◆ **Short problem**
Omit every picture and return the rest of the data unaltered.

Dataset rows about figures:
++++++++++++++++++++

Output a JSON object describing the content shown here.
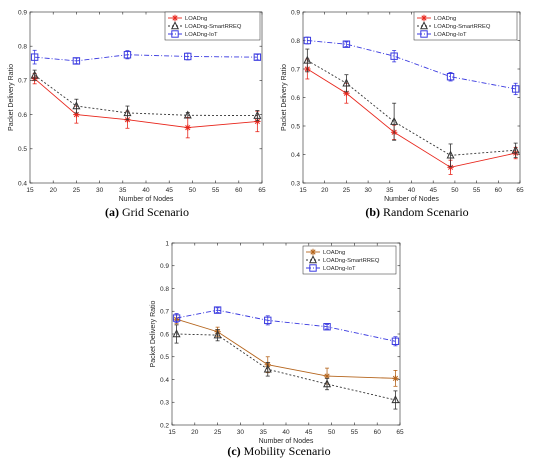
{
  "chart_data": [
    {
      "type": "line",
      "caption_label": "(a)",
      "caption_text": " Grid Scenario",
      "xlabel": "Number of Nodes",
      "ylabel": "Packet Delivery Ratio",
      "xlim": [
        15,
        65
      ],
      "ylim": [
        0.4,
        0.9
      ],
      "xticks": [
        15,
        20,
        25,
        30,
        35,
        40,
        45,
        50,
        55,
        60,
        65
      ],
      "yticks": [
        0.4,
        0.5,
        0.6,
        0.7,
        0.8,
        0.9
      ],
      "ytick_labels": [
        "0.4",
        "0.5",
        "0.6",
        "0.7",
        "0.8",
        "0.9"
      ],
      "grid": false,
      "legend_position": "top-right",
      "x": [
        16,
        25,
        36,
        49,
        64
      ],
      "series": [
        {
          "name": "LOADng",
          "color": "#e8261c",
          "marker": "star",
          "dash": "",
          "values": [
            0.705,
            0.6,
            0.585,
            0.562,
            0.58
          ],
          "errors": [
            0.015,
            0.025,
            0.025,
            0.03,
            0.03
          ]
        },
        {
          "name": "LOADng-SmartRREQ",
          "color": "#333333",
          "marker": "triangle",
          "dash": "2,2",
          "values": [
            0.715,
            0.625,
            0.605,
            0.598,
            0.597
          ],
          "errors": [
            0.015,
            0.02,
            0.02,
            0.008,
            0.015
          ]
        },
        {
          "name": "LOADng-IoT",
          "color": "#3a3ae0",
          "marker": "square",
          "dash": "5,2,1,2",
          "values": [
            0.768,
            0.757,
            0.775,
            0.77,
            0.768
          ],
          "errors": [
            0.02,
            0.008,
            0.012,
            0.01,
            0.008
          ]
        }
      ]
    },
    {
      "type": "line",
      "caption_label": "(b)",
      "caption_text": " Random Scenario",
      "xlabel": "Number of Nodes",
      "ylabel": "Packet Delivery Ratio",
      "xlim": [
        15,
        65
      ],
      "ylim": [
        0.3,
        0.9
      ],
      "xticks": [
        15,
        20,
        25,
        30,
        35,
        40,
        45,
        50,
        55,
        60,
        65
      ],
      "yticks": [
        0.3,
        0.4,
        0.5,
        0.6,
        0.7,
        0.8,
        0.9
      ],
      "ytick_labels": [
        "0.3",
        "0.4",
        "0.5",
        "0.6",
        "0.7",
        "0.8",
        "0.9"
      ],
      "grid": false,
      "legend_position": "top-right",
      "x": [
        16,
        25,
        36,
        49,
        64
      ],
      "series": [
        {
          "name": "LOADng",
          "color": "#e8261c",
          "marker": "star",
          "dash": "",
          "values": [
            0.7,
            0.615,
            0.478,
            0.355,
            0.405
          ],
          "errors": [
            0.035,
            0.035,
            0.025,
            0.025,
            0.02
          ]
        },
        {
          "name": "LOADng-SmartRREQ",
          "color": "#333333",
          "marker": "triangle",
          "dash": "2,2",
          "values": [
            0.73,
            0.65,
            0.515,
            0.397,
            0.415
          ],
          "errors": [
            0.04,
            0.03,
            0.065,
            0.04,
            0.025
          ]
        },
        {
          "name": "LOADng-IoT",
          "color": "#3a3ae0",
          "marker": "square",
          "dash": "5,2,1,2",
          "values": [
            0.8,
            0.787,
            0.745,
            0.673,
            0.63
          ],
          "errors": [
            0.012,
            0.008,
            0.02,
            0.015,
            0.02
          ]
        }
      ]
    },
    {
      "type": "line",
      "caption_label": "(c)",
      "caption_text": " Mobility Scenario",
      "xlabel": "Number of Nodes",
      "ylabel": "Packet Delivery Ratio",
      "xlim": [
        15,
        65
      ],
      "ylim": [
        0.2,
        1.0
      ],
      "xticks": [
        15,
        20,
        25,
        30,
        35,
        40,
        45,
        50,
        55,
        60,
        65
      ],
      "yticks": [
        0.2,
        0.3,
        0.4,
        0.5,
        0.6,
        0.7,
        0.8,
        0.9,
        1.0
      ],
      "ytick_labels": [
        "0.2",
        "0.3",
        "0.4",
        "0.5",
        "0.6",
        "0.7",
        "0.8",
        "0.9",
        "1"
      ],
      "grid": false,
      "legend_position": "top-right",
      "x": [
        16,
        25,
        36,
        49,
        64
      ],
      "series": [
        {
          "name": "LOADng",
          "color": "#b5651d",
          "marker": "star",
          "dash": "",
          "values": [
            0.665,
            0.61,
            0.465,
            0.415,
            0.405
          ],
          "errors": [
            0.02,
            0.02,
            0.035,
            0.035,
            0.035
          ]
        },
        {
          "name": "LOADng-SmartRREQ",
          "color": "#333333",
          "marker": "triangle",
          "dash": "2,2",
          "values": [
            0.6,
            0.595,
            0.445,
            0.38,
            0.31
          ],
          "errors": [
            0.04,
            0.025,
            0.03,
            0.025,
            0.04
          ]
        },
        {
          "name": "LOADng-IoT",
          "color": "#3a3ae0",
          "marker": "square",
          "dash": "5,2,1,2",
          "values": [
            0.67,
            0.705,
            0.66,
            0.632,
            0.568
          ],
          "errors": [
            0.02,
            0.01,
            0.02,
            0.01,
            0.02
          ]
        }
      ]
    }
  ]
}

++++++++++++++++++++

◆ **The completed task**
Output a JSON object describing the content shown here.
{
  "chart_data": [
    {
      "type": "line",
      "caption_label": "(a)",
      "caption_text": " Grid Scenario",
      "xlabel": "Number of Nodes",
      "ylabel": "Packet Delivery Ratio",
      "xlim": [
        15,
        65
      ],
      "ylim": [
        0.4,
        0.9
      ],
      "xticks": [
        15,
        20,
        25,
        30,
        35,
        40,
        45,
        50,
        55,
        60,
        65
      ],
      "yticks": [
        0.4,
        0.5,
        0.6,
        0.7,
        0.8,
        0.9
      ],
      "ytick_labels": [
        "0.4",
        "0.5",
        "0.6",
        "0.7",
        "0.8",
        "0.9"
      ],
      "grid": false,
      "legend_position": "top-right",
      "x": [
        16,
        25,
        36,
        49,
        64
      ],
      "series": [
        {
          "name": "LOADng",
          "color": "#e8261c",
          "marker": "star",
          "dash": "",
          "values": [
            0.705,
            0.6,
            0.585,
            0.562,
            0.58
          ],
          "errors": [
            0.015,
            0.025,
            0.025,
            0.03,
            0.03
          ]
        },
        {
          "name": "LOADng-SmartRREQ",
          "color": "#333333",
          "marker": "triangle",
          "dash": "2,2",
          "values": [
            0.715,
            0.625,
            0.605,
            0.598,
            0.597
          ],
          "errors": [
            0.015,
            0.02,
            0.02,
            0.008,
            0.015
          ]
        },
        {
          "name": "LOADng-IoT",
          "color": "#3a3ae0",
          "marker": "square",
          "dash": "5,2,1,2",
          "values": [
            0.768,
            0.757,
            0.775,
            0.77,
            0.768
          ],
          "errors": [
            0.02,
            0.008,
            0.012,
            0.01,
            0.008
          ]
        }
      ]
    },
    {
      "type": "line",
      "caption_label": "(b)",
      "caption_text": " Random Scenario",
      "xlabel": "Number of Nodes",
      "ylabel": "Packet Delivery Ratio",
      "xlim": [
        15,
        65
      ],
      "ylim": [
        0.3,
        0.9
      ],
      "xticks": [
        15,
        20,
        25,
        30,
        35,
        40,
        45,
        50,
        55,
        60,
        65
      ],
      "yticks": [
        0.3,
        0.4,
        0.5,
        0.6,
        0.7,
        0.8,
        0.9
      ],
      "ytick_labels": [
        "0.3",
        "0.4",
        "0.5",
        "0.6",
        "0.7",
        "0.8",
        "0.9"
      ],
      "grid": false,
      "legend_position": "top-right",
      "x": [
        16,
        25,
        36,
        49,
        64
      ],
      "series": [
        {
          "name": "LOADng",
          "color": "#e8261c",
          "marker": "star",
          "dash": "",
          "values": [
            0.7,
            0.615,
            0.478,
            0.355,
            0.405
          ],
          "errors": [
            0.035,
            0.035,
            0.025,
            0.025,
            0.02
          ]
        },
        {
          "name": "LOADng-SmartRREQ",
          "color": "#333333",
          "marker": "triangle",
          "dash": "2,2",
          "values": [
            0.73,
            0.65,
            0.515,
            0.397,
            0.415
          ],
          "errors": [
            0.04,
            0.03,
            0.065,
            0.04,
            0.025
          ]
        },
        {
          "name": "LOADng-IoT",
          "color": "#3a3ae0",
          "marker": "square",
          "dash": "5,2,1,2",
          "values": [
            0.8,
            0.787,
            0.745,
            0.673,
            0.63
          ],
          "errors": [
            0.012,
            0.008,
            0.02,
            0.015,
            0.02
          ]
        }
      ]
    },
    {
      "type": "line",
      "caption_label": "(c)",
      "caption_text": " Mobility Scenario",
      "xlabel": "Number of Nodes",
      "ylabel": "Packet Delivery Ratio",
      "xlim": [
        15,
        65
      ],
      "ylim": [
        0.2,
        1.0
      ],
      "xticks": [
        15,
        20,
        25,
        30,
        35,
        40,
        45,
        50,
        55,
        60,
        65
      ],
      "yticks": [
        0.2,
        0.3,
        0.4,
        0.5,
        0.6,
        0.7,
        0.8,
        0.9,
        1.0
      ],
      "ytick_labels": [
        "0.2",
        "0.3",
        "0.4",
        "0.5",
        "0.6",
        "0.7",
        "0.8",
        "0.9",
        "1"
      ],
      "grid": false,
      "legend_position": "top-right",
      "x": [
        16,
        25,
        36,
        49,
        64
      ],
      "series": [
        {
          "name": "LOADng",
          "color": "#b5651d",
          "marker": "star",
          "dash": "",
          "values": [
            0.665,
            0.61,
            0.465,
            0.415,
            0.405
          ],
          "errors": [
            0.02,
            0.02,
            0.035,
            0.035,
            0.035
          ]
        },
        {
          "name": "LOADng-SmartRREQ",
          "color": "#333333",
          "marker": "triangle",
          "dash": "2,2",
          "values": [
            0.6,
            0.595,
            0.445,
            0.38,
            0.31
          ],
          "errors": [
            0.04,
            0.025,
            0.03,
            0.025,
            0.04
          ]
        },
        {
          "name": "LOADng-IoT",
          "color": "#3a3ae0",
          "marker": "square",
          "dash": "5,2,1,2",
          "values": [
            0.67,
            0.705,
            0.66,
            0.632,
            0.568
          ],
          "errors": [
            0.02,
            0.01,
            0.02,
            0.01,
            0.02
          ]
        }
      ]
    }
  ]
}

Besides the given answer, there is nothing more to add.